# WHAT THIS TASK INVOLVES
Repeat the listing in full, preserving every character.
--------------------------------------------------
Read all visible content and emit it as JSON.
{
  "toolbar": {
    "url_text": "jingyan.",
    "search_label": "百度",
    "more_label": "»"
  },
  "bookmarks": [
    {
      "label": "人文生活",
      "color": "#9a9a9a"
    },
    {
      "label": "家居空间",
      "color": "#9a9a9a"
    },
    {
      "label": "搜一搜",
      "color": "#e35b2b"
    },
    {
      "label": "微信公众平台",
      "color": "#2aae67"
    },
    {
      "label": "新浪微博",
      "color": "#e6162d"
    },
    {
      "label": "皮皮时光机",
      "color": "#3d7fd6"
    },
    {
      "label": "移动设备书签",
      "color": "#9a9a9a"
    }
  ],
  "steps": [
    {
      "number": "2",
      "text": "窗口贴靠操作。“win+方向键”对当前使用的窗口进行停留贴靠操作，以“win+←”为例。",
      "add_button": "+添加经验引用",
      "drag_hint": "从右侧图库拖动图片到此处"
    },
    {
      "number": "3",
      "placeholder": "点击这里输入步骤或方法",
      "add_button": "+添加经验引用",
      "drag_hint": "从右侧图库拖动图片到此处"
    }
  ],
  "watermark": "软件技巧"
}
--------------------------------------------------
# ANSWER TO THE TASK
Read all visible content and emit it as JSON.
{
  "toolbar": {
    "url_text": "jingyan.",
    "search_label": "百度",
    "more_label": "»"
  },
  "bookmarks": [
    {
      "label": "人文生活",
      "color": "#9a9a9a"
    },
    {
      "label": "家居空间",
      "color": "#9a9a9a"
    },
    {
      "label": "搜一搜",
      "color": "#e35b2b"
    },
    {
      "label": "微信公众平台",
      "color": "#2aae67"
    },
    {
      "label": "新浪微博",
      "color": "#e6162d"
    },
    {
      "label": "皮皮时光机",
      "color": "#3d7fd6"
    },
    {
      "label": "移动设备书签",
      "color": "#9a9a9a"
    }
  ],
  "steps": [
    {
      "number": "2",
      "text": "窗口贴靠操作。“win+方向键”对当前使用的窗口进行停留贴靠操作，以“win+←”为例。",
      "add_button": "+添加经验引用",
      "drag_hint": "从右侧图库拖动图片到此处"
    },
    {
      "number": "3",
      "placeholder": "点击这里输入步骤或方法",
      "add_button": "+添加经验引用",
      "drag_hint": "从右侧图库拖动图片到此处"
    }
  ],
  "watermark": "软件技巧"
}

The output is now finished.